▶ [SHORT TASK]: Show all lines of the listing that hold the word "maquillages".

○ ○ ○ ○

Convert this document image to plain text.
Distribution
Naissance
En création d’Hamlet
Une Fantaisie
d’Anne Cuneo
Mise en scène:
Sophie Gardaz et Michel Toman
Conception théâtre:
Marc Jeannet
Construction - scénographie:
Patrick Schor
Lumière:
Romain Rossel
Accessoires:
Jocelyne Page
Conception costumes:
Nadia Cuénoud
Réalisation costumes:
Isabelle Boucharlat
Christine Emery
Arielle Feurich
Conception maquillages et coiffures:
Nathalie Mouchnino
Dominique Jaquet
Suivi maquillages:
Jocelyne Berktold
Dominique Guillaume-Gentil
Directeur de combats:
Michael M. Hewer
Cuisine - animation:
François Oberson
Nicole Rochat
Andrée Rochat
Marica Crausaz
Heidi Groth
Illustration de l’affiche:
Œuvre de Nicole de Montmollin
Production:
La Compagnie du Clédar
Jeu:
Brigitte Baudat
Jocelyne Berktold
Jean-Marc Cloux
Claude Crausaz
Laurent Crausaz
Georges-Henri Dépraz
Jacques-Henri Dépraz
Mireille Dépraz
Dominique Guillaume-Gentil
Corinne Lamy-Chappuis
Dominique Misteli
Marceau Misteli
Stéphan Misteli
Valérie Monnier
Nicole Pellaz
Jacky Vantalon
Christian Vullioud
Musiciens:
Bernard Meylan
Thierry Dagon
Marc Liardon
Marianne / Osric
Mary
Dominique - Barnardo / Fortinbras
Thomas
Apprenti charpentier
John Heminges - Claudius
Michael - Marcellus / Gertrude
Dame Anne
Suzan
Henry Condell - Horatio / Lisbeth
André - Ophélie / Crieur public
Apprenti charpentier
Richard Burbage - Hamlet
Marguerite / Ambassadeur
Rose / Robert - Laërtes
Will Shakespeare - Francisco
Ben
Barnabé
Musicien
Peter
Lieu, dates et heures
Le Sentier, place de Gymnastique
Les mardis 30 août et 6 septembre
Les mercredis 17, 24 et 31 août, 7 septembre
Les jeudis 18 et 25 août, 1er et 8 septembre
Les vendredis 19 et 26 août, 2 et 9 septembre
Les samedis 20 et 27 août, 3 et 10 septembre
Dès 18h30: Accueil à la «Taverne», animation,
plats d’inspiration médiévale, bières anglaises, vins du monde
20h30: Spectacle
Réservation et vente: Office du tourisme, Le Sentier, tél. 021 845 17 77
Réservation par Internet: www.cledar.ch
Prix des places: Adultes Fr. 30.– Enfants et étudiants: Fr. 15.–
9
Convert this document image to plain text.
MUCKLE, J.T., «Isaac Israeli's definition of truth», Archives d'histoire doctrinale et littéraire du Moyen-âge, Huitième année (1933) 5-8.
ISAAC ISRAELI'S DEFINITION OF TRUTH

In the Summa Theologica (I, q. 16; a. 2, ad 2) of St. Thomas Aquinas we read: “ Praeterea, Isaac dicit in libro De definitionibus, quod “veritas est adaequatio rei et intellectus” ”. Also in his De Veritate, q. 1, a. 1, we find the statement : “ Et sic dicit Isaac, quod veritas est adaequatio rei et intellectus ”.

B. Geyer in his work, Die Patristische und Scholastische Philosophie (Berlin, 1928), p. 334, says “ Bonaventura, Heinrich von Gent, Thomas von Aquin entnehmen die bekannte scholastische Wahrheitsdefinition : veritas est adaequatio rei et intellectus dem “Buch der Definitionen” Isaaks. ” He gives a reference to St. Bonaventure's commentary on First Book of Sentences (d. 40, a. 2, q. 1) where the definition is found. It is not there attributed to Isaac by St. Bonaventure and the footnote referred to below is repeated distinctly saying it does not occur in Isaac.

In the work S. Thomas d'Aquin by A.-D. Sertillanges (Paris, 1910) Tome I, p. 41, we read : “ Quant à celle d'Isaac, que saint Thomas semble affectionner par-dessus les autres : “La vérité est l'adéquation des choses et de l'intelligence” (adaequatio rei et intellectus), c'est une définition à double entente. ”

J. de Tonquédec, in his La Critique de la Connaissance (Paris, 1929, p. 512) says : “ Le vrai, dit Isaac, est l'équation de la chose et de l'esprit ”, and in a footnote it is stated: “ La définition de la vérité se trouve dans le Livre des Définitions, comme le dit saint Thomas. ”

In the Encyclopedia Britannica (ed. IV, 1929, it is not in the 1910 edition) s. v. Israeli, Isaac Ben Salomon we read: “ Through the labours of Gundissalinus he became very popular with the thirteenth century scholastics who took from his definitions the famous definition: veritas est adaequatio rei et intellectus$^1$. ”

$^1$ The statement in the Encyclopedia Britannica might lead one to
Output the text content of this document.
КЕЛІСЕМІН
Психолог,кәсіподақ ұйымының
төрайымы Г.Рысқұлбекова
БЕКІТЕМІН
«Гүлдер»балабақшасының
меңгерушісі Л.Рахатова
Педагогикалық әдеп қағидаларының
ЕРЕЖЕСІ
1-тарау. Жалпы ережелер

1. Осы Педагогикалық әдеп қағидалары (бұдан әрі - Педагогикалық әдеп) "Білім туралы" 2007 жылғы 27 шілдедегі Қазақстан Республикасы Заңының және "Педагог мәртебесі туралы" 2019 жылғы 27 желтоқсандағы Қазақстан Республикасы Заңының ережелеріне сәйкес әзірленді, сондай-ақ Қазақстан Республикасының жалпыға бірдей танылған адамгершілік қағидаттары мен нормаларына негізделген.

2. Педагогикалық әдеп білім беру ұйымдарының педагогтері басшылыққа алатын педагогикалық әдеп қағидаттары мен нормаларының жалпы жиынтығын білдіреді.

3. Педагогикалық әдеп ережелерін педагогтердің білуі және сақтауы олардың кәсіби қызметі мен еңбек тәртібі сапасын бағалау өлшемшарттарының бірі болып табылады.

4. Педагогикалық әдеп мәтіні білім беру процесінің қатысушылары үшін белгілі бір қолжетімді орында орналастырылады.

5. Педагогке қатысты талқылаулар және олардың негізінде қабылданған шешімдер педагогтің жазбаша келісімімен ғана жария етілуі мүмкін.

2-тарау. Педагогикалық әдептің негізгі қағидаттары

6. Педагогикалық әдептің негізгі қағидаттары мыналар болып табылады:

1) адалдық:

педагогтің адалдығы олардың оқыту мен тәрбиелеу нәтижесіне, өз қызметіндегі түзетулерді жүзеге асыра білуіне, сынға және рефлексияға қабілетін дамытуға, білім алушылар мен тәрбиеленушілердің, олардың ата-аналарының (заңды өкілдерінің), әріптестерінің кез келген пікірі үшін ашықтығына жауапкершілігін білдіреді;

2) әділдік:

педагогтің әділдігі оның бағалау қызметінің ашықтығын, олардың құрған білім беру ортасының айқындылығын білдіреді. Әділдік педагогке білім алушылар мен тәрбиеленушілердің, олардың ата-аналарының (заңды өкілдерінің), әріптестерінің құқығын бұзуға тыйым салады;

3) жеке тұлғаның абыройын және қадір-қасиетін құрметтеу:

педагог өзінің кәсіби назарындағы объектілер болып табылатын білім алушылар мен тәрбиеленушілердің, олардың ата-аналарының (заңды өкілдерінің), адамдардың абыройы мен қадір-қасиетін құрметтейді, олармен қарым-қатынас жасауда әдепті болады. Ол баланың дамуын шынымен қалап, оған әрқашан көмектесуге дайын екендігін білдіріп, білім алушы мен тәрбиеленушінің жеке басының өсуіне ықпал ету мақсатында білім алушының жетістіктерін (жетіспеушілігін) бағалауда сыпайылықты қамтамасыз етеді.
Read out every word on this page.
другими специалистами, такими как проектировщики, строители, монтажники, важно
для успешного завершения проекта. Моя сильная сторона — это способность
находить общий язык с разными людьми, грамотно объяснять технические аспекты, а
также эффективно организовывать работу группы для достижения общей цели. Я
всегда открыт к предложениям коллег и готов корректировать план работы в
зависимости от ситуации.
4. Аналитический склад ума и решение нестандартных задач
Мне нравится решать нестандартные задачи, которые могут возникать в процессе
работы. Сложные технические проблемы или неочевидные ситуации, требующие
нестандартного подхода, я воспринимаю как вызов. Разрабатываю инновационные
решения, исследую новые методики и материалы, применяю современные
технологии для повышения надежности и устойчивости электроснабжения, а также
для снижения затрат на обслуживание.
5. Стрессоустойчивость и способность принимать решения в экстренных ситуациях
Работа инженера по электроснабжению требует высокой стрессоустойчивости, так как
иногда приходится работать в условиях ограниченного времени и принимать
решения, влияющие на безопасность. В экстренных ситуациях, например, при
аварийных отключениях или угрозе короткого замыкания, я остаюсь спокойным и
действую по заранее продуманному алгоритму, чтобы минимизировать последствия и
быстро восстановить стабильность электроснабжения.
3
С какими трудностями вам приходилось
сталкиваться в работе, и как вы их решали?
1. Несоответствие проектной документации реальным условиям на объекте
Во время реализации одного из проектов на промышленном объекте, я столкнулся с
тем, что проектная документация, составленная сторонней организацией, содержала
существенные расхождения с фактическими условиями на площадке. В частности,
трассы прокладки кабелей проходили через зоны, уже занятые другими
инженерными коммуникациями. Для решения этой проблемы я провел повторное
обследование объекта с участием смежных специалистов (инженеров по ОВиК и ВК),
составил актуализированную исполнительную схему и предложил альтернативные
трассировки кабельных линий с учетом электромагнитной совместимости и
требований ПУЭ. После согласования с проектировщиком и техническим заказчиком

○ ○ ○ ○

▶ [SOLUTION]:
Conception maquillages et coiffures:
Suivi maquillages:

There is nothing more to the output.